## Figure data in JSON
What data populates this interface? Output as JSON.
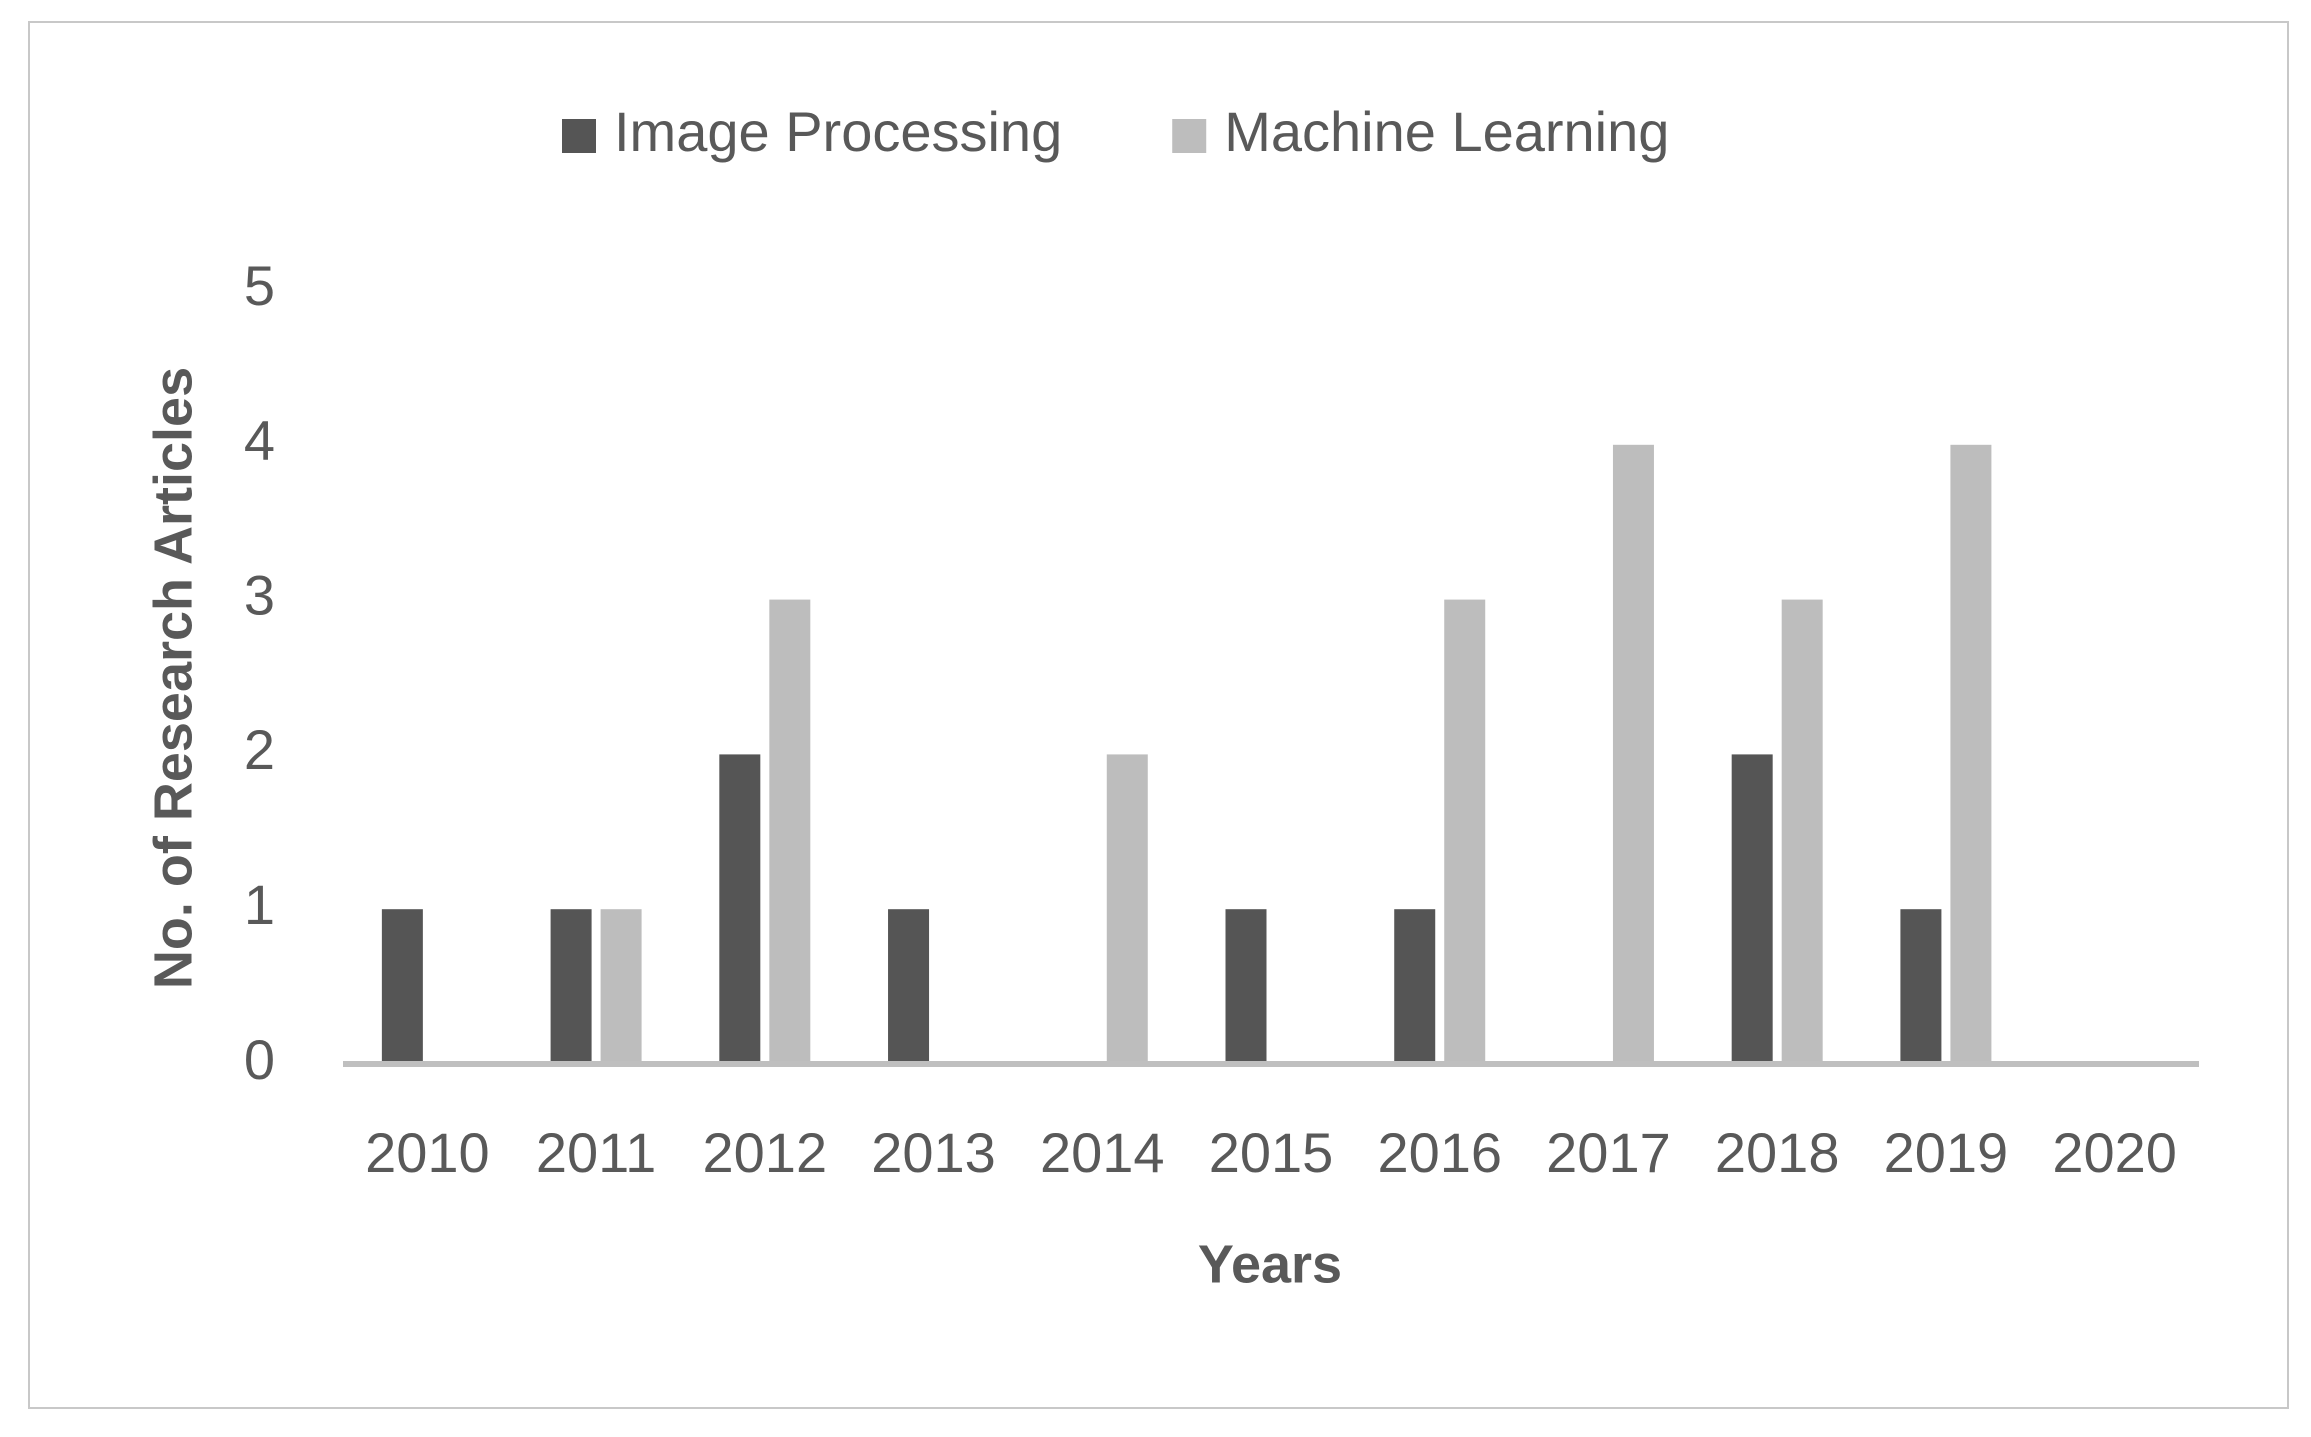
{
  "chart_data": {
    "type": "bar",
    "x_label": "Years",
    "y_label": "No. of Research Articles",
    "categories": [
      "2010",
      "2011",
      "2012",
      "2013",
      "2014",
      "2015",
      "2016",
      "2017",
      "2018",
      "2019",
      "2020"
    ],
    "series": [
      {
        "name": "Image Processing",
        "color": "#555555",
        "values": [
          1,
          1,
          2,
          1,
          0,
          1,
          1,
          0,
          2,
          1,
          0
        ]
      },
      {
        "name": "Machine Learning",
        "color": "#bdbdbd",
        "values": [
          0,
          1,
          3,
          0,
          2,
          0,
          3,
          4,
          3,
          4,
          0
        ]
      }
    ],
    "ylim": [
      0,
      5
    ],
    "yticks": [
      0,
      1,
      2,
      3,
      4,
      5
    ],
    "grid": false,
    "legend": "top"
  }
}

## Written exercise
Transcribe the records above exactly as they appear, leaving out any pictures.

## Completed exercise
What data populates this interface? Output as JSON.
{
  "chart_data": {
    "type": "bar",
    "x_label": "Years",
    "y_label": "No. of Research Articles",
    "categories": [
      "2010",
      "2011",
      "2012",
      "2013",
      "2014",
      "2015",
      "2016",
      "2017",
      "2018",
      "2019",
      "2020"
    ],
    "series": [
      {
        "name": "Image Processing",
        "color": "#555555",
        "values": [
          1,
          1,
          2,
          1,
          0,
          1,
          1,
          0,
          2,
          1,
          0
        ]
      },
      {
        "name": "Machine Learning",
        "color": "#bdbdbd",
        "values": [
          0,
          1,
          3,
          0,
          2,
          0,
          3,
          4,
          3,
          4,
          0
        ]
      }
    ],
    "ylim": [
      0,
      5
    ],
    "yticks": [
      0,
      1,
      2,
      3,
      4,
      5
    ],
    "grid": false,
    "legend": "top"
  }
}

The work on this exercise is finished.